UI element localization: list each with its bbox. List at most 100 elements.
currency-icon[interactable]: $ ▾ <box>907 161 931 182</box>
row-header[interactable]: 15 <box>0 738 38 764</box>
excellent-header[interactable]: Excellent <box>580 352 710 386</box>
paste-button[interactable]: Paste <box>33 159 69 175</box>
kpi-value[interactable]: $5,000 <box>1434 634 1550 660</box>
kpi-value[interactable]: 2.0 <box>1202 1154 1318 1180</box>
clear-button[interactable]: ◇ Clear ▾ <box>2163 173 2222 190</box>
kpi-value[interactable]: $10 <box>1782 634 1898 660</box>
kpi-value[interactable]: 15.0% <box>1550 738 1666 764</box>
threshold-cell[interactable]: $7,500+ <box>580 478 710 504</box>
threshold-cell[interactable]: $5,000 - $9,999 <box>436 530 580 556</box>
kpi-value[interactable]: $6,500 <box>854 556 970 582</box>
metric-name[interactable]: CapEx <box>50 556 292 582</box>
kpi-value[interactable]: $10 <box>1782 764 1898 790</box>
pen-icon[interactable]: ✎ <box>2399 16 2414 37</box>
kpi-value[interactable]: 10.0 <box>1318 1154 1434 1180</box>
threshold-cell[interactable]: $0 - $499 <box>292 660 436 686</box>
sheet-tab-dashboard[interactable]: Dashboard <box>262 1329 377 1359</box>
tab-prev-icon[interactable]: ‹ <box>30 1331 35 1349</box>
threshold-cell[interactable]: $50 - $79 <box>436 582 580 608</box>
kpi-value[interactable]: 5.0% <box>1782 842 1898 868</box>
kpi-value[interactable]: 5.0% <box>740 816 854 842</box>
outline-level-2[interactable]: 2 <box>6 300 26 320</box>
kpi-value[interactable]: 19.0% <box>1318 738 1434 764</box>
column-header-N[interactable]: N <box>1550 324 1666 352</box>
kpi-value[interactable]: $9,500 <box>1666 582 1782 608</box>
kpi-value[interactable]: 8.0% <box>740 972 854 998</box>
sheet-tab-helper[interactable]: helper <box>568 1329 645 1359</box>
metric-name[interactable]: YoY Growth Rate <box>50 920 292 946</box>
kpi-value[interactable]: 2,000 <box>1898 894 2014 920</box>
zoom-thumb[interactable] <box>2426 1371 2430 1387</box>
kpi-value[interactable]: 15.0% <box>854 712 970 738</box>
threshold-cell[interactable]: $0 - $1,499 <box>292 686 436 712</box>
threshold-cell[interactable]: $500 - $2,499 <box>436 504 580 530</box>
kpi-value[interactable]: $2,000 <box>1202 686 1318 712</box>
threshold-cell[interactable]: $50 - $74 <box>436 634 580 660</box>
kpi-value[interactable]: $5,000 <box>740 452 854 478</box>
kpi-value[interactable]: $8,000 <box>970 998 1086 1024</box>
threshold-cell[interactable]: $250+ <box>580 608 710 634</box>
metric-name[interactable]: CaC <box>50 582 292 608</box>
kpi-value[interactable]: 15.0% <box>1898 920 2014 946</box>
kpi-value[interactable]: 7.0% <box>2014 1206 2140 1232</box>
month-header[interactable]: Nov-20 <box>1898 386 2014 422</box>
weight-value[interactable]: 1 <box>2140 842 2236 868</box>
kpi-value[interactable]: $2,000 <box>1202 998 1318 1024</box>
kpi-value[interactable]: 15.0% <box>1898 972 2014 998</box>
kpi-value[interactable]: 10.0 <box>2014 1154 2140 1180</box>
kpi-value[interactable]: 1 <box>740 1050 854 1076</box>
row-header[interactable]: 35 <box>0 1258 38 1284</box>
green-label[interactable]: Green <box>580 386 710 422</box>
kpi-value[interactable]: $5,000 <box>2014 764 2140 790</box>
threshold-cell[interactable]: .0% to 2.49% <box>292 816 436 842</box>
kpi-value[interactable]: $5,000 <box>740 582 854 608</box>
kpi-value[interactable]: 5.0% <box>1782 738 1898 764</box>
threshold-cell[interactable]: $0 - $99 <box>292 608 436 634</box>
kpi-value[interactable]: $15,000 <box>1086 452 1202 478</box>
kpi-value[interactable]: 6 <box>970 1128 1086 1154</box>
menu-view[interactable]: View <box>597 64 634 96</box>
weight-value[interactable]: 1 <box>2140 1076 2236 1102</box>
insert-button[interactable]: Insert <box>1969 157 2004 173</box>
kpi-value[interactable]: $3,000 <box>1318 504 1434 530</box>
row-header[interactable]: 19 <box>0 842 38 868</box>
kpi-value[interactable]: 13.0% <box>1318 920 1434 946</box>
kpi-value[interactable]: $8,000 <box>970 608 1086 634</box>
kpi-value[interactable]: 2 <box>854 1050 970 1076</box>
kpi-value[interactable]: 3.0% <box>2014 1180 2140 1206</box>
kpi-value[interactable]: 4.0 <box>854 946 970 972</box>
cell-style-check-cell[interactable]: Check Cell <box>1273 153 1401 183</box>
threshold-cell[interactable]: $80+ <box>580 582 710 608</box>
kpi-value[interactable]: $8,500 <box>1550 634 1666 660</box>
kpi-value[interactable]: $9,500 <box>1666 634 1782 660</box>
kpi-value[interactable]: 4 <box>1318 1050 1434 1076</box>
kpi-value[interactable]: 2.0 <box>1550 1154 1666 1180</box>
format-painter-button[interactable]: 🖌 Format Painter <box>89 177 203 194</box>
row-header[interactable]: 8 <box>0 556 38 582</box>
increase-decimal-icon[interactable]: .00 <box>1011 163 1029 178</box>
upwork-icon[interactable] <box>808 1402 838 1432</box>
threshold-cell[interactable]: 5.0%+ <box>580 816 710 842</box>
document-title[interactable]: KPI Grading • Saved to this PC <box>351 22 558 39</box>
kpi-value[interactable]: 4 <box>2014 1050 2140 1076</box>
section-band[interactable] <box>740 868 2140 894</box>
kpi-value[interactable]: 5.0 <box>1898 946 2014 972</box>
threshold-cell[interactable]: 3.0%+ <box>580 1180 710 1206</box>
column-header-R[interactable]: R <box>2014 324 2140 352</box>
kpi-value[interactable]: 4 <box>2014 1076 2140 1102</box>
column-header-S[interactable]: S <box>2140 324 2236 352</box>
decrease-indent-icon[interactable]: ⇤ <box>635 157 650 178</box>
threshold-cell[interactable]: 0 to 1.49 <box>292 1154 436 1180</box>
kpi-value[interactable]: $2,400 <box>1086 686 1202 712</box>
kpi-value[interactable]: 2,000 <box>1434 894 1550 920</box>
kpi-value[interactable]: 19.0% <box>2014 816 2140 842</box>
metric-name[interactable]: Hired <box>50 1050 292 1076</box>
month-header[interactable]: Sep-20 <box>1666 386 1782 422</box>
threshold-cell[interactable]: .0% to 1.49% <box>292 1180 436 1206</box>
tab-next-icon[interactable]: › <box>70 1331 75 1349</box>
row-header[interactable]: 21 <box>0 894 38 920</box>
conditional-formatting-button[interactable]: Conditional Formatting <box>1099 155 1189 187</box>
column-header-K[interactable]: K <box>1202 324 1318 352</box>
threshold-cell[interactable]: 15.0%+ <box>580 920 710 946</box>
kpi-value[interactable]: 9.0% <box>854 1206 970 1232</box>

◆ ◆ ◆ ◆ ◆ ◆ ◆

Please lay out the lines of the listing, from its first line through the line containing "kpi-value[interactable]: $6,500 <box>854", as a JSON list of strings with one string per line and blank lines omitted.

[
  "UI element localization: list each with its bbox. List at most 100 elements.",
  "currency-icon[interactable]: $ ▾ <box>907 161 931 182</box>",
  "row-header[interactable]: 15 <box>0 738 38 764</box>",
  "excellent-header[interactable]: Excellent <box>580 352 710 386</box>",
  "paste-button[interactable]: Paste <box>33 159 69 175</box>",
  "kpi-value[interactable]: $5,000 <box>1434 634 1550 660</box>",
  "kpi-value[interactable]: 2.0 <box>1202 1154 1318 1180</box>",
  "clear-button[interactable]: ◇ Clear ▾ <box>2163 173 2222 190</box>",
  "kpi-value[interactable]: $10 <box>1782 634 1898 660</box>",
  "kpi-value[interactable]: 15.0% <box>1550 738 1666 764</box>",
  "threshold-cell[interactable]: $7,500+ <box>580 478 710 504</box>",
  "threshold-cell[interactable]: $5,000 - $9,999 <box>436 530 580 556</box>",
  "kpi-value[interactable]: $6,500 <box>854 556 970 582</box>"
]